== Stated task ==
Copy the data below exactly.

··········

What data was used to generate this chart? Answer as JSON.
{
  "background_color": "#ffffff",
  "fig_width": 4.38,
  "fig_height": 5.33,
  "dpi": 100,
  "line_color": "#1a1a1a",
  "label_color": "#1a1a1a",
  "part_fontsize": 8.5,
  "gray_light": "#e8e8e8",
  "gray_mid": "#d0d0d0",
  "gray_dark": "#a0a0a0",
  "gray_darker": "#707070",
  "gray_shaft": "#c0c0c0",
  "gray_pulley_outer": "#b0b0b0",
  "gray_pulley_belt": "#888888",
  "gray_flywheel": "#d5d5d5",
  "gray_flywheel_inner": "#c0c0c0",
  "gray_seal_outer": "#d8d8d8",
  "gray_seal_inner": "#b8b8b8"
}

··········

== Complete output ==
What data was used to generate this chart? Answer as JSON.
{
  "background_color": "#ffffff",
  "fig_width": 4.38,
  "fig_height": 5.33,
  "dpi": 100,
  "line_color": "#1a1a1a",
  "label_color": "#1a1a1a",
  "part_fontsize": 8.5,
  "gray_light": "#e8e8e8",
  "gray_mid": "#d0d0d0",
  "gray_dark": "#a0a0a0",
  "gray_darker": "#707070",
  "gray_shaft": "#c0c0c0",
  "gray_pulley_outer": "#b0b0b0",
  "gray_pulley_belt": "#888888",
  "gray_flywheel": "#d5d5d5",
  "gray_flywheel_inner": "#c0c0c0",
  "gray_seal_outer": "#d8d8d8",
  "gray_seal_inner": "#b8b8b8"
}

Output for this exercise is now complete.